>>>

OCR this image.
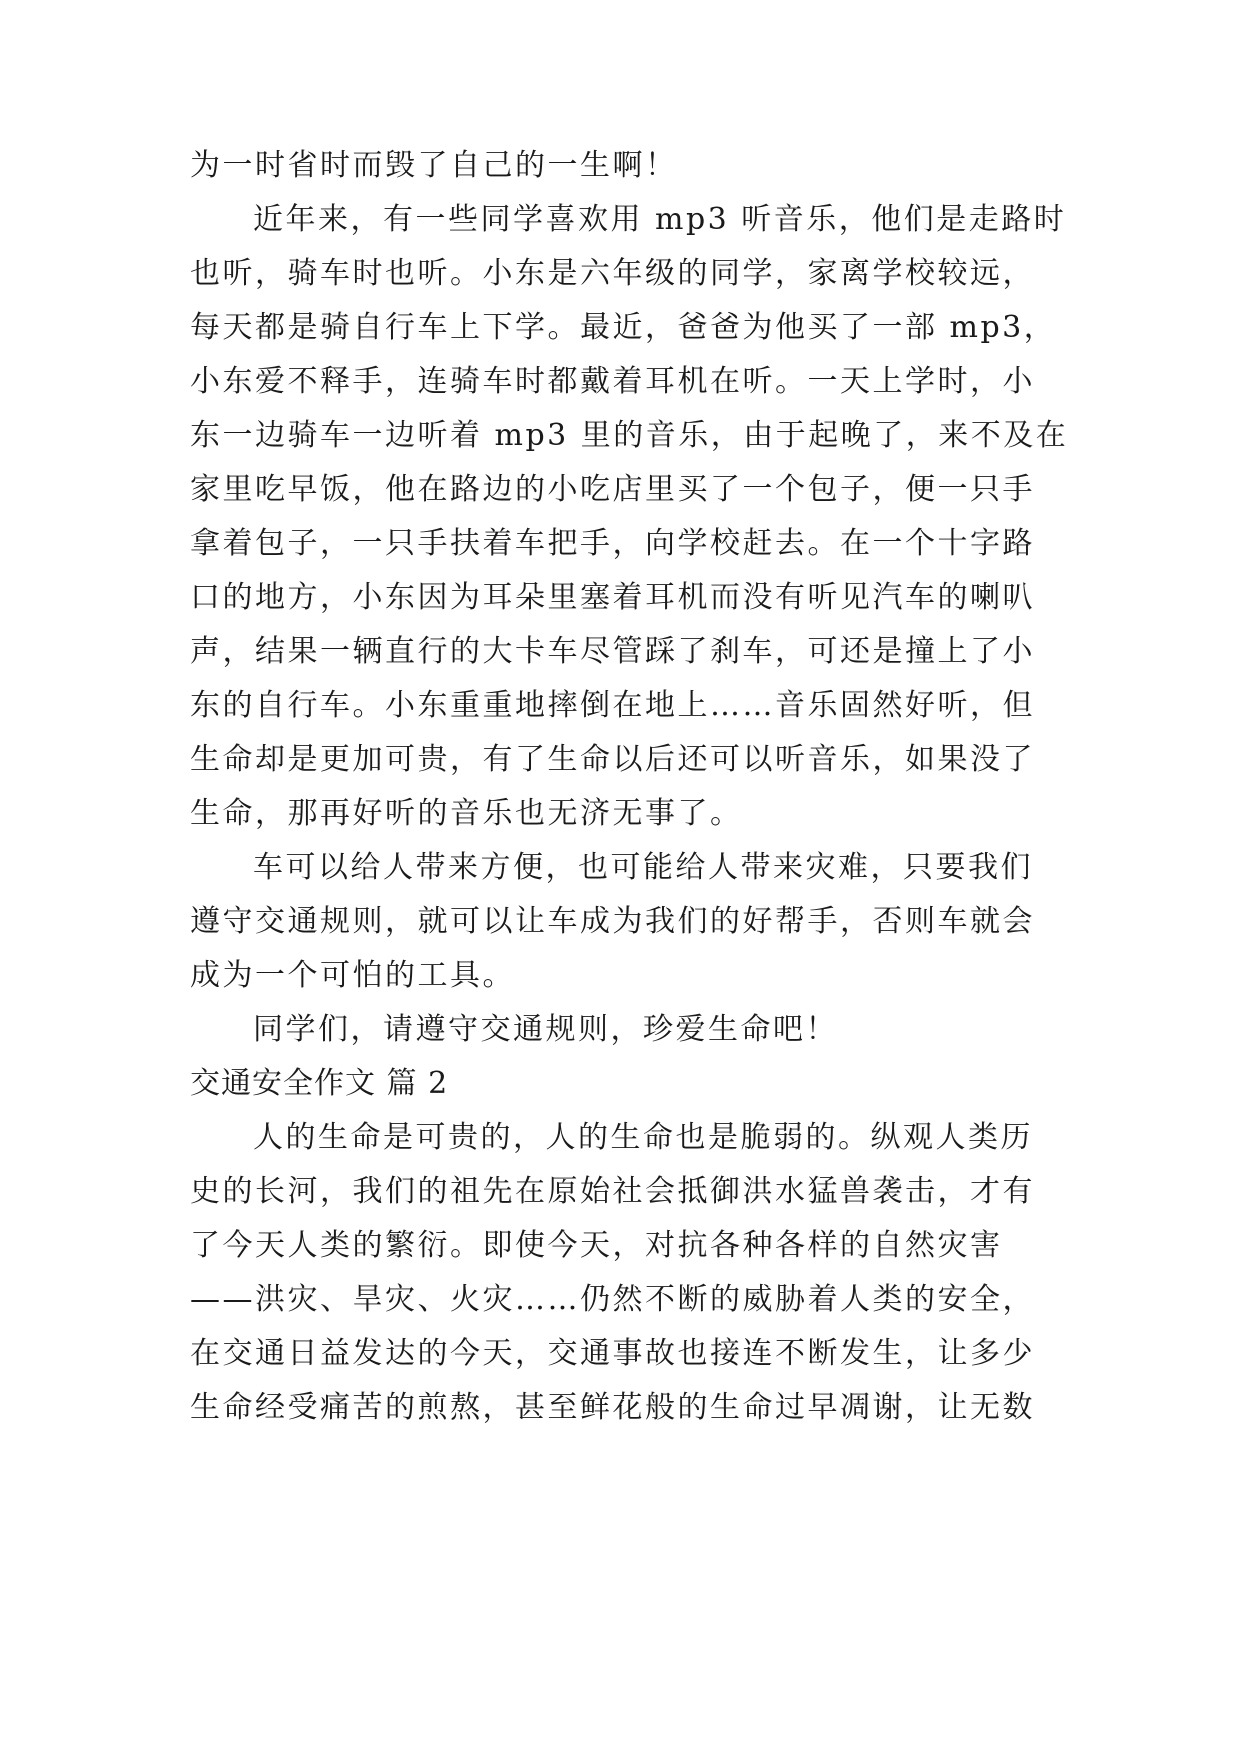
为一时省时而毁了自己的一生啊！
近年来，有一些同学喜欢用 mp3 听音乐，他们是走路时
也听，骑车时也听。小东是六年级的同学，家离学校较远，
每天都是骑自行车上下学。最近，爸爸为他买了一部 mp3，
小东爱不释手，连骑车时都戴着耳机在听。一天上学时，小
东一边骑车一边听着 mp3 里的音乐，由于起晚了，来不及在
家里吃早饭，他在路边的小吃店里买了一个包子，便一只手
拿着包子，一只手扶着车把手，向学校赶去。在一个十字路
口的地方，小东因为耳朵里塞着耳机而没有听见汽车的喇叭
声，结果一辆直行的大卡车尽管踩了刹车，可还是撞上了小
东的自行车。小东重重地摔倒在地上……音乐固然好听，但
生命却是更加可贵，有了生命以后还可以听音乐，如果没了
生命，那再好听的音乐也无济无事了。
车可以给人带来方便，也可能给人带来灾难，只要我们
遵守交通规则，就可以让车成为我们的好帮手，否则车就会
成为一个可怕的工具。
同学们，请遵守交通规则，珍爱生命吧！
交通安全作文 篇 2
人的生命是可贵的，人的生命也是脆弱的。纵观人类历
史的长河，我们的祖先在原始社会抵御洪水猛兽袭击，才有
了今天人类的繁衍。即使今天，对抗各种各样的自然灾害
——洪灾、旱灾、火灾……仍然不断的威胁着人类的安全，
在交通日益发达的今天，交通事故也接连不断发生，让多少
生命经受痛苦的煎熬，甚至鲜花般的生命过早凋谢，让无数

<<<

> **Aim of the task**
Print each record exactly as it stands, leaving the images out.

> **Answer below**
OCR this image.
为一时省时而毁了自己的一生啊！
近年来，有一些同学喜欢用 mp3 听音乐，他们是走路时
也听，骑车时也听。小东是六年级的同学，家离学校较远，
每天都是骑自行车上下学。最近，爸爸为他买了一部 mp3，
小东爱不释手，连骑车时都戴着耳机在听。一天上学时，小
东一边骑车一边听着 mp3 里的音乐，由于起晚了，来不及在
家里吃早饭，他在路边的小吃店里买了一个包子，便一只手
拿着包子，一只手扶着车把手，向学校赶去。在一个十字路
口的地方，小东因为耳朵里塞着耳机而没有听见汽车的喇叭
声，结果一辆直行的大卡车尽管踩了刹车，可还是撞上了小
东的自行车。小东重重地摔倒在地上……音乐固然好听，但
生命却是更加可贵，有了生命以后还可以听音乐，如果没了
生命，那再好听的音乐也无济无事了。
车可以给人带来方便，也可能给人带来灾难，只要我们
遵守交通规则，就可以让车成为我们的好帮手，否则车就会
成为一个可怕的工具。
同学们，请遵守交通规则，珍爱生命吧！
交通安全作文 篇 2
人的生命是可贵的，人的生命也是脆弱的。纵观人类历
史的长河，我们的祖先在原始社会抵御洪水猛兽袭击，才有
了今天人类的繁衍。即使今天，对抗各种各样的自然灾害
——洪灾、旱灾、火灾……仍然不断的威胁着人类的安全，
在交通日益发达的今天，交通事故也接连不断发生，让多少
生命经受痛苦的煎熬，甚至鲜花般的生命过早凋谢，让无数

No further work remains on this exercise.